Will you print the material below without altering a single character?
* begin RAW RECORDS *
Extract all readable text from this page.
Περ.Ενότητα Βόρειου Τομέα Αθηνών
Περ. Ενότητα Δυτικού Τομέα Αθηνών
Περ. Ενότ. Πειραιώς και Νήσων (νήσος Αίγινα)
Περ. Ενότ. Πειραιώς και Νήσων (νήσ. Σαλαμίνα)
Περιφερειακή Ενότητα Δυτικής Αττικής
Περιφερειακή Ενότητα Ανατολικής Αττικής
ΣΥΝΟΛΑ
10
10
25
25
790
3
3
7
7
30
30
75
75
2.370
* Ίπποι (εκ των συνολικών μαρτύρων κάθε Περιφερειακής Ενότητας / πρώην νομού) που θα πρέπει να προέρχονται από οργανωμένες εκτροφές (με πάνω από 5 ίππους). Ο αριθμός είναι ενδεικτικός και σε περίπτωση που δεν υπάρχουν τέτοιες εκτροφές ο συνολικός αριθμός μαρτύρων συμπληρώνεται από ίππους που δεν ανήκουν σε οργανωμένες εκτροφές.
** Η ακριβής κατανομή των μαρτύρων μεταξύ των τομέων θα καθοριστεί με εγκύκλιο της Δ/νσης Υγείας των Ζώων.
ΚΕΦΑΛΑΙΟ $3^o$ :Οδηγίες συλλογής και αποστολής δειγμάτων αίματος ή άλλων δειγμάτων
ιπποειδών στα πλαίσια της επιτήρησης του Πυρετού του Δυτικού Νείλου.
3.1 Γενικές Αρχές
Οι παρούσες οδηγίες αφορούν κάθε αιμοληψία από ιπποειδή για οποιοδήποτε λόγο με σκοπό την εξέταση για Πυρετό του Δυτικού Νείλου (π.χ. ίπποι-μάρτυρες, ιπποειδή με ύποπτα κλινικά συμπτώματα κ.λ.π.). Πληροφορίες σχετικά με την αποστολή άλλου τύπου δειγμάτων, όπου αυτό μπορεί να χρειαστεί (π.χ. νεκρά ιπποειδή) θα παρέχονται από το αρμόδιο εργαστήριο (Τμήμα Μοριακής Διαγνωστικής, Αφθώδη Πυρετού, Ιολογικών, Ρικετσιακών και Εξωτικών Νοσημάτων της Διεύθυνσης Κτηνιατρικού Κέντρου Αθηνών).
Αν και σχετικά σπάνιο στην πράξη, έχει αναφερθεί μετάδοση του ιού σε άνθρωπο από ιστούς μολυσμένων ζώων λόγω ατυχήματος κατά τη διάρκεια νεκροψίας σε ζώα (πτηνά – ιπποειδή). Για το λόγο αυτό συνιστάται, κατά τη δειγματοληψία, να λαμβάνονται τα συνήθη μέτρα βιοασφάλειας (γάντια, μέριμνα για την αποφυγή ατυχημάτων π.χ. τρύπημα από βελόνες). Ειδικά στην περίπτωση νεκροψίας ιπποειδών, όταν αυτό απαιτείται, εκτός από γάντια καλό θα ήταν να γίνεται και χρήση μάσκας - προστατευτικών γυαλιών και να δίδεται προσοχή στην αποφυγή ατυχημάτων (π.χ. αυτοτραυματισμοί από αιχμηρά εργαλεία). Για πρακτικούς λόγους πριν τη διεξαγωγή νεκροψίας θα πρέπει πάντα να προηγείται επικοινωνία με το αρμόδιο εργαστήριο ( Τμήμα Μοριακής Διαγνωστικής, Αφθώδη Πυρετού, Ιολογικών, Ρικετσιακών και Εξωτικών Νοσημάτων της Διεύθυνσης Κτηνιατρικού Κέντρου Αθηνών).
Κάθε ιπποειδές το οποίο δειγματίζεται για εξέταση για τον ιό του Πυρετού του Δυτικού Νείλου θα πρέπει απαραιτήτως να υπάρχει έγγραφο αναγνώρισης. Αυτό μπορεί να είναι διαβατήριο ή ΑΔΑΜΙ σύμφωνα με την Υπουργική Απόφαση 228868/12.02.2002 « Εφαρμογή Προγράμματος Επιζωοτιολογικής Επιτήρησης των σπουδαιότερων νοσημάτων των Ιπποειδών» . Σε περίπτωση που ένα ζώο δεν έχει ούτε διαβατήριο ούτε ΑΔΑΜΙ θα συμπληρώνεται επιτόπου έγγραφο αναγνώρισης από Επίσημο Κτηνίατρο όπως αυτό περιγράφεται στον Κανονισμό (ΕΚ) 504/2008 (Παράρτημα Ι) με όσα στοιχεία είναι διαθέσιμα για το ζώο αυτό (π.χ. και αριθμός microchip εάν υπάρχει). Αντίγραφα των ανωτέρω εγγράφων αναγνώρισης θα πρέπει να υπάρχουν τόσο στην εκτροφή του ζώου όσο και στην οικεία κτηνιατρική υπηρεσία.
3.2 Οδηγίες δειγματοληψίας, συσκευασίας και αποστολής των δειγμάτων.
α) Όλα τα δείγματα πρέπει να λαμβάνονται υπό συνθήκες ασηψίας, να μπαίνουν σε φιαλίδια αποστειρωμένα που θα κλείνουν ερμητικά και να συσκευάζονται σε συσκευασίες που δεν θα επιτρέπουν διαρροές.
* end RAW RECORDS *
• _WRITTEN REPLY_
Extract all readable text from this page.
Περ.Ενότητα Βόρειου Τομέα Αθηνών
Περ. Ενότητα Δυτικού Τομέα Αθηνών
Περ. Ενότ. Πειραιώς και Νήσων (νήσος Αίγινα)
Περ. Ενότ. Πειραιώς και Νήσων (νήσ. Σαλαμίνα)
Περιφερειακή Ενότητα Δυτικής Αττικής
Περιφερειακή Ενότητα Ανατολικής Αττικής
ΣΥΝΟΛΑ
10
10
25
25
790
3
3
7
7
30
30
75
75
2.370
* Ίπποι (εκ των συνολικών μαρτύρων κάθε Περιφερειακής Ενότητας / πρώην νομού) που θα πρέπει να προέρχονται από οργανωμένες εκτροφές (με πάνω από 5 ίππους). Ο αριθμός είναι ενδεικτικός και σε περίπτωση που δεν υπάρχουν τέτοιες εκτροφές ο συνολικός αριθμός μαρτύρων συμπληρώνεται από ίππους που δεν ανήκουν σε οργανωμένες εκτροφές.
** Η ακριβής κατανομή των μαρτύρων μεταξύ των τομέων θα καθοριστεί με εγκύκλιο της Δ/νσης Υγείας των Ζώων.
ΚΕΦΑΛΑΙΟ $3^o$ :Οδηγίες συλλογής και αποστολής δειγμάτων αίματος ή άλλων δειγμάτων
ιπποειδών στα πλαίσια της επιτήρησης του Πυρετού του Δυτικού Νείλου.
3.1 Γενικές Αρχές
Οι παρούσες οδηγίες αφορούν κάθε αιμοληψία από ιπποειδή για οποιοδήποτε λόγο με σκοπό την εξέταση για Πυρετό του Δυτικού Νείλου (π.χ. ίπποι-μάρτυρες, ιπποειδή με ύποπτα κλινικά συμπτώματα κ.λ.π.). Πληροφορίες σχετικά με την αποστολή άλλου τύπου δειγμάτων, όπου αυτό μπορεί να χρειαστεί (π.χ. νεκρά ιπποειδή) θα παρέχονται από το αρμόδιο εργαστήριο (Τμήμα Μοριακής Διαγνωστικής, Αφθώδη Πυρετού, Ιολογικών, Ρικετσιακών και Εξωτικών Νοσημάτων της Διεύθυνσης Κτηνιατρικού Κέντρου Αθηνών).
Αν και σχετικά σπάνιο στην πράξη, έχει αναφερθεί μετάδοση του ιού σε άνθρωπο από ιστούς μολυσμένων ζώων λόγω ατυχήματος κατά τη διάρκεια νεκροψίας σε ζώα (πτηνά – ιπποειδή). Για το λόγο αυτό συνιστάται, κατά τη δειγματοληψία, να λαμβάνονται τα συνήθη μέτρα βιοασφάλειας (γάντια, μέριμνα για την αποφυγή ατυχημάτων π.χ. τρύπημα από βελόνες). Ειδικά στην περίπτωση νεκροψίας ιπποειδών, όταν αυτό απαιτείται, εκτός από γάντια καλό θα ήταν να γίνεται και χρήση μάσκας - προστατευτικών γυαλιών και να δίδεται προσοχή στην αποφυγή ατυχημάτων (π.χ. αυτοτραυματισμοί από αιχμηρά εργαλεία). Για πρακτικούς λόγους πριν τη διεξαγωγή νεκροψίας θα πρέπει πάντα να προηγείται επικοινωνία με το αρμόδιο εργαστήριο ( Τμήμα Μοριακής Διαγνωστικής, Αφθώδη Πυρετού, Ιολογικών, Ρικετσιακών και Εξωτικών Νοσημάτων της Διεύθυνσης Κτηνιατρικού Κέντρου Αθηνών).
Κάθε ιπποειδές το οποίο δειγματίζεται για εξέταση για τον ιό του Πυρετού του Δυτικού Νείλου θα πρέπει απαραιτήτως να υπάρχει έγγραφο αναγνώρισης. Αυτό μπορεί να είναι διαβατήριο ή ΑΔΑΜΙ σύμφωνα με την Υπουργική Απόφαση 228868/12.02.2002 « Εφαρμογή Προγράμματος Επιζωοτιολογικής Επιτήρησης των σπουδαιότερων νοσημάτων των Ιπποειδών» . Σε περίπτωση που ένα ζώο δεν έχει ούτε διαβατήριο ούτε ΑΔΑΜΙ θα συμπληρώνεται επιτόπου έγγραφο αναγνώρισης από Επίσημο Κτηνίατρο όπως αυτό περιγράφεται στον Κανονισμό (ΕΚ) 504/2008 (Παράρτημα Ι) με όσα στοιχεία είναι διαθέσιμα για το ζώο αυτό (π.χ. και αριθμός microchip εάν υπάρχει). Αντίγραφα των ανωτέρω εγγράφων αναγνώρισης θα πρέπει να υπάρχουν τόσο στην εκτροφή του ζώου όσο και στην οικεία κτηνιατρική υπηρεσία.
3.2 Οδηγίες δειγματοληψίας, συσκευασίας και αποστολής των δειγμάτων.
α) Όλα τα δείγματα πρέπει να λαμβάνονται υπό συνθήκες ασηψίας, να μπαίνουν σε φιαλίδια αποστειρωμένα που θα κλείνουν ερμητικά και να συσκευάζονται σε συσκευασίες που δεν θα επιτρέπουν διαρροές.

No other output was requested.